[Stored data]
————

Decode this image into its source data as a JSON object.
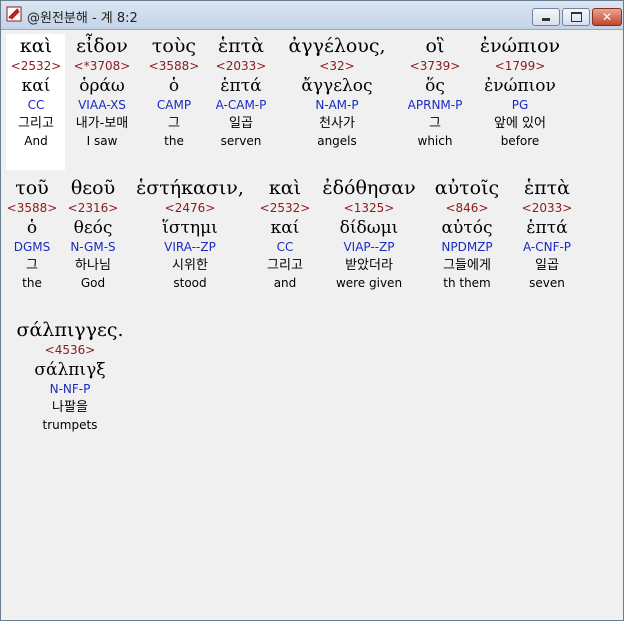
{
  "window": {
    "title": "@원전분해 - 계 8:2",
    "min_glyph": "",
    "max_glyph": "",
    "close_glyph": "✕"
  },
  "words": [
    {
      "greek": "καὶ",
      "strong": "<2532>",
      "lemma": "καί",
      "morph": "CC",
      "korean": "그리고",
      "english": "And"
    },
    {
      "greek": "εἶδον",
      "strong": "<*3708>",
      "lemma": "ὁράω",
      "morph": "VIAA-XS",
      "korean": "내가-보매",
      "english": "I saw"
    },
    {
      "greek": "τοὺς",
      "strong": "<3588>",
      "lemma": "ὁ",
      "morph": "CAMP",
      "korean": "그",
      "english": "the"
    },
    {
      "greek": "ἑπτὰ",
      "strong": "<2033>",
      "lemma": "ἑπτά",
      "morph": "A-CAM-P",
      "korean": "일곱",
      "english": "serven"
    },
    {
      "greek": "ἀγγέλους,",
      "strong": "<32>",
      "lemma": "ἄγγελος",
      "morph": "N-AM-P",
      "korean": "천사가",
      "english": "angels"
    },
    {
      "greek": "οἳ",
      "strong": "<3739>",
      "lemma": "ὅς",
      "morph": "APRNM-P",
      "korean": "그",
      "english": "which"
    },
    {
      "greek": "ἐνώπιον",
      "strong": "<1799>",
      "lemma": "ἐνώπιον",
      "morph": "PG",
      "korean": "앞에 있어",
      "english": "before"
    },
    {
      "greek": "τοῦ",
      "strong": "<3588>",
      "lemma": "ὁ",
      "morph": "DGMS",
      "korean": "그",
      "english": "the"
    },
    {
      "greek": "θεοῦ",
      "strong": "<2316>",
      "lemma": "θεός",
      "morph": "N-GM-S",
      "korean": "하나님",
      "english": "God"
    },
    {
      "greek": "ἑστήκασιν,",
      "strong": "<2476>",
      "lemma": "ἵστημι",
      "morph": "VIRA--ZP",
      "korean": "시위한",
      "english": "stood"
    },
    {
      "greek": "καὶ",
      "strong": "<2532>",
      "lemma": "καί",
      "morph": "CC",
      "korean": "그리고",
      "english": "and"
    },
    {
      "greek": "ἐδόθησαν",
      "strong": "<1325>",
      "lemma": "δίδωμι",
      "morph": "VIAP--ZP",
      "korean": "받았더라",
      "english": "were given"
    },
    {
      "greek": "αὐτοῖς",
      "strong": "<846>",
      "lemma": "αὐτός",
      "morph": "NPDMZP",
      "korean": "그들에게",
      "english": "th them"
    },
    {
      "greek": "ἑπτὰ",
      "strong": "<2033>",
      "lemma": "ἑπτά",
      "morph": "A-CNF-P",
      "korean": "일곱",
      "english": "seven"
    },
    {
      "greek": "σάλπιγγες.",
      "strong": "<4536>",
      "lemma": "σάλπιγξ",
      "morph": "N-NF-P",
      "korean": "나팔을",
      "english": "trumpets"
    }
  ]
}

————

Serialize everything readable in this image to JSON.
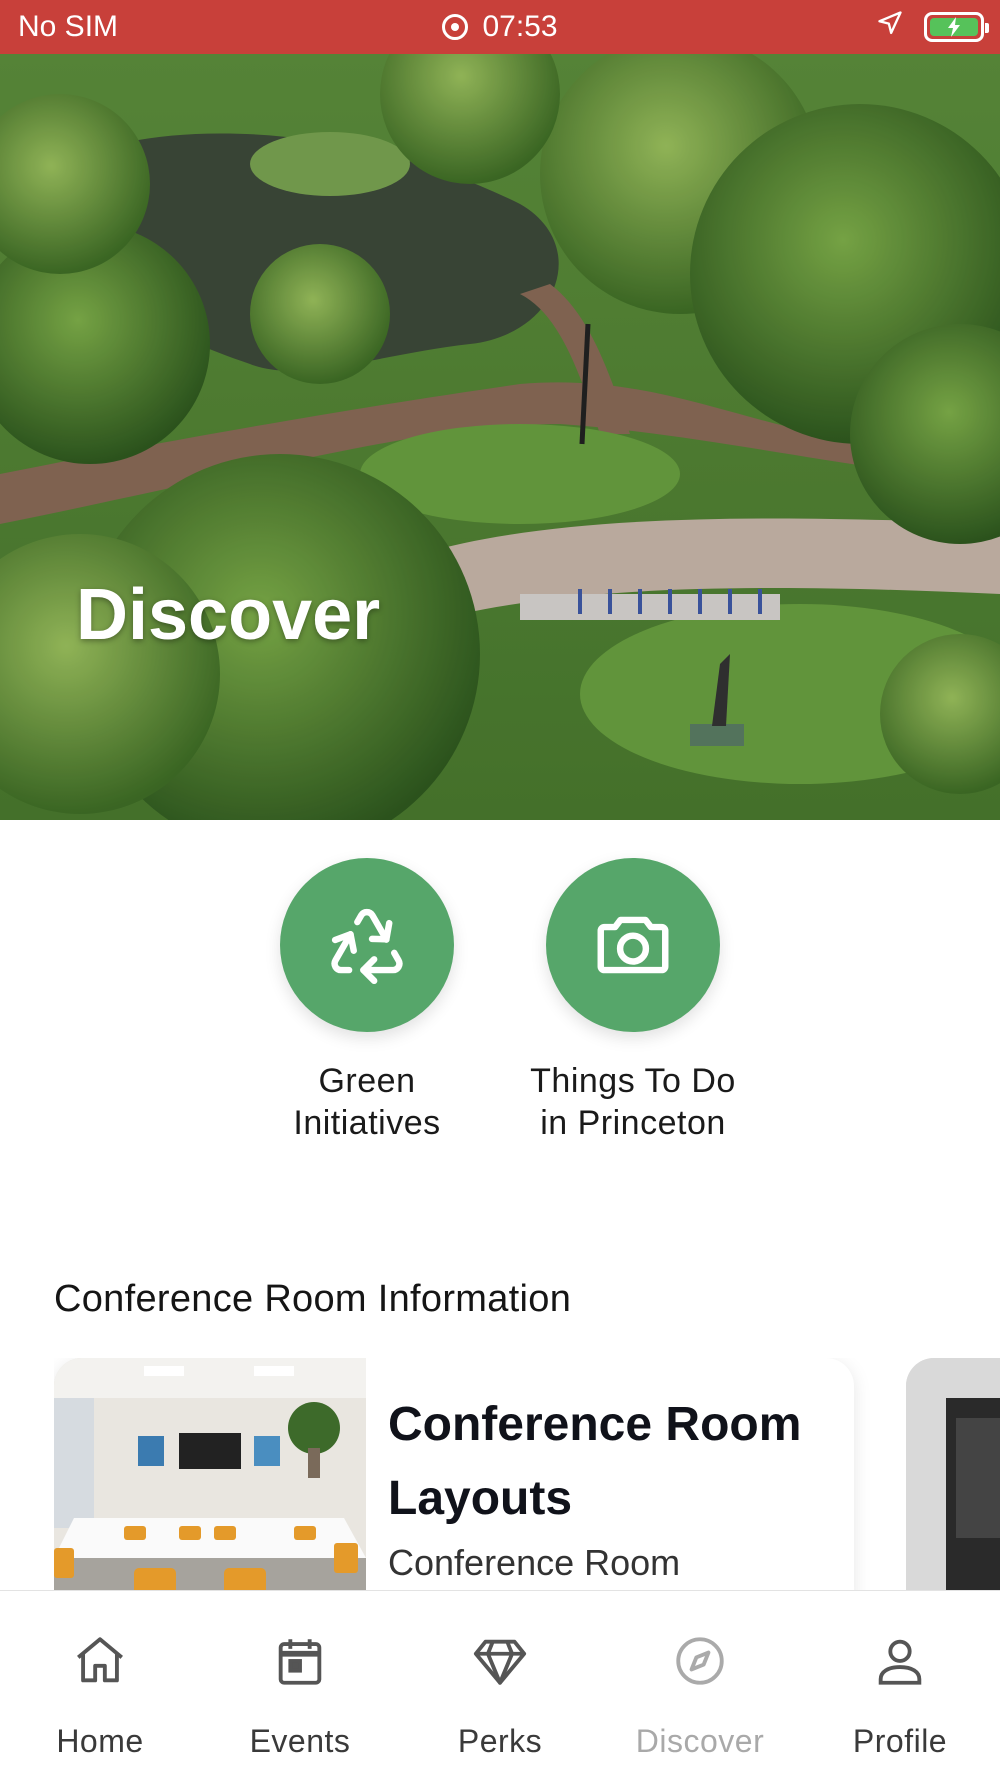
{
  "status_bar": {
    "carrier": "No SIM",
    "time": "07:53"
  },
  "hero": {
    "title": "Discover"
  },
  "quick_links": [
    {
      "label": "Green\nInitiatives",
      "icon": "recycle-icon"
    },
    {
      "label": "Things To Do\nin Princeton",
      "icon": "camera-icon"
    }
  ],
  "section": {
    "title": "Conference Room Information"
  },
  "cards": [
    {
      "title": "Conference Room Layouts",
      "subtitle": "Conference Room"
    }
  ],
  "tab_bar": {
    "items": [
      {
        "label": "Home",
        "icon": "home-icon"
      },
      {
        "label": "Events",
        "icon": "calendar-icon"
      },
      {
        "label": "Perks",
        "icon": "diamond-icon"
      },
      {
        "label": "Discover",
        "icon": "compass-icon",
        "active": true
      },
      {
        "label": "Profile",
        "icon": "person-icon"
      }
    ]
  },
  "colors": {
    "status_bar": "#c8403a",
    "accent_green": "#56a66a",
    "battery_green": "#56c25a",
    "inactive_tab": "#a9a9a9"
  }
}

————

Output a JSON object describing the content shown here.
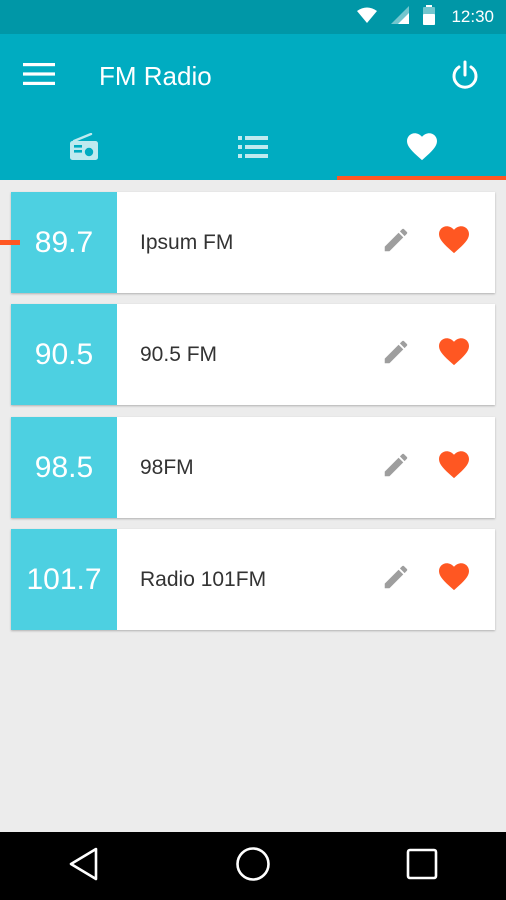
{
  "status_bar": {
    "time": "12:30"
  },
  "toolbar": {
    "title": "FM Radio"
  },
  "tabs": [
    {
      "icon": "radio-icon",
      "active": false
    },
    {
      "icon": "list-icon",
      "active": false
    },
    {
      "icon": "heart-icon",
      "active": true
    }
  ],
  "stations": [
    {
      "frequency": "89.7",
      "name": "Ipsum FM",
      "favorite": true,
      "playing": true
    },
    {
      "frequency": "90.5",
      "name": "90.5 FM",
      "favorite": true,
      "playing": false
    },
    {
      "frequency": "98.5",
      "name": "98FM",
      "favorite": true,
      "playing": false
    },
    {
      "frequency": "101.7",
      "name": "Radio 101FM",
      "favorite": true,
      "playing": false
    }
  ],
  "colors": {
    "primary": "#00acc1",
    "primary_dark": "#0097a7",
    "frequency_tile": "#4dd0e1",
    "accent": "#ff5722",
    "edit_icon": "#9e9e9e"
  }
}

————

PROBLEM TO WORK ON:
Select every line in the material above where the string "object" occurs, and copy it.

THE OUTPUT:
Decode this image into its source data as a JSON object.
Output a JSON object describing the content shown here.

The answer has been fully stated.